From the entries below, gather every line containing the string "常州市产品碳足迹标识认证补贴实施细则".
** Begin Data to use **
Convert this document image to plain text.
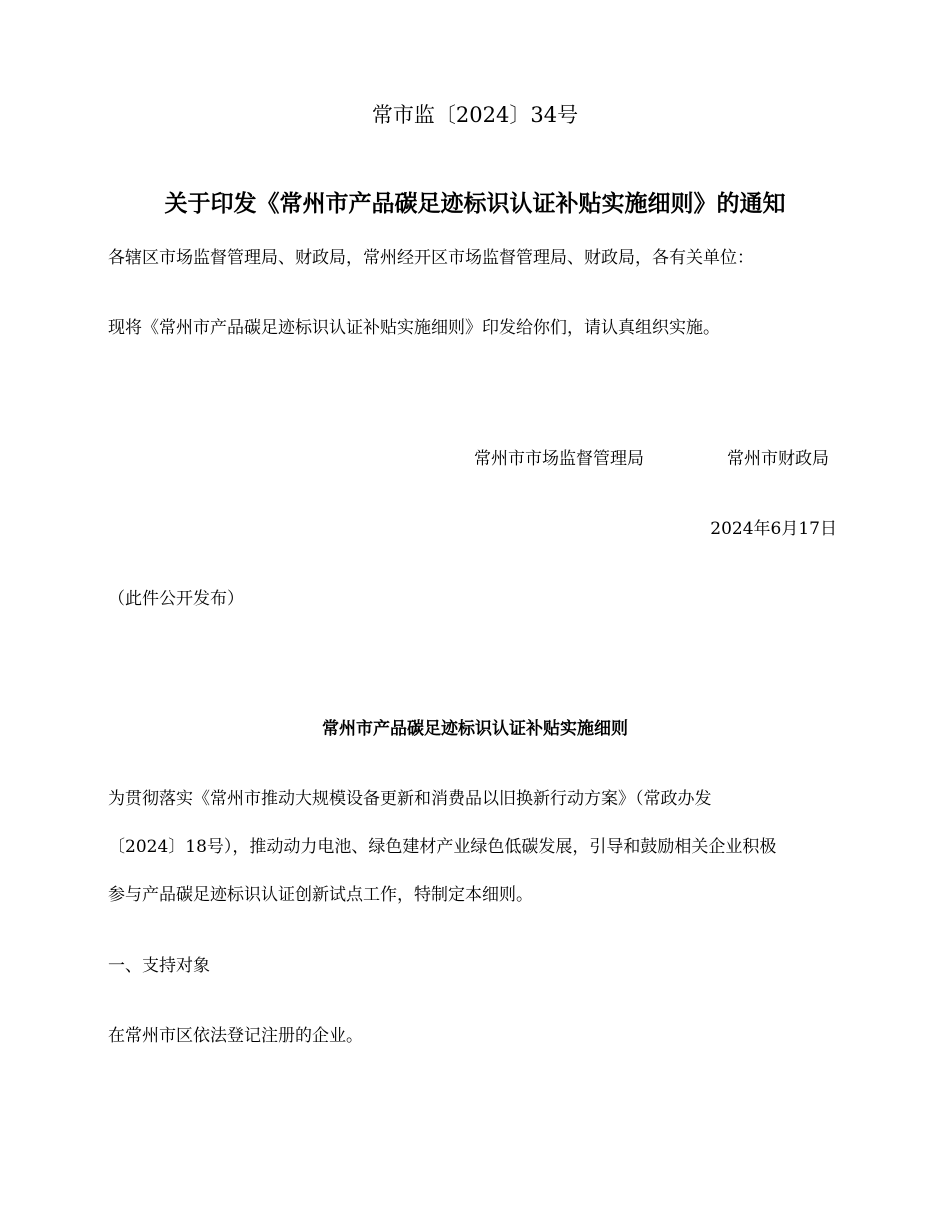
常市监〔2024〕34号
关于印发《常州市产品碳足迹标识认证补贴实施细则》的通知
各辖区市场监督管理局、财政局，常州经开区市场监督管理局、财政局，各有关单位：
现将《常州市产品碳足迹标识认证补贴实施细则》印发给你们，请认真组织实施。
常州市市场监督管理局	常州市财政局
2024年6月17日
（此件公开发布）
常州市产品碳足迹标识认证补贴实施细则
为贯彻落实《常州市推动大规模设备更新和消费品以旧换新行动方案》（常政办发
〔2024〕18号），推动动力电池、绿色建材产业绿色低碳发展，引导和鼓励相关企业积极
参与产品碳足迹标识认证创新试点工作，特制定本细则。
一、支持对象
在常州市区依法登记注册的企业。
** End Data to use **
## [Output for this task]
关于印发《常州市产品碳足迹标识认证补贴实施细则》的通知
现将《常州市产品碳足迹标识认证补贴实施细则》印发给你们，请认真组织实施。
常州市产品碳足迹标识认证补贴实施细则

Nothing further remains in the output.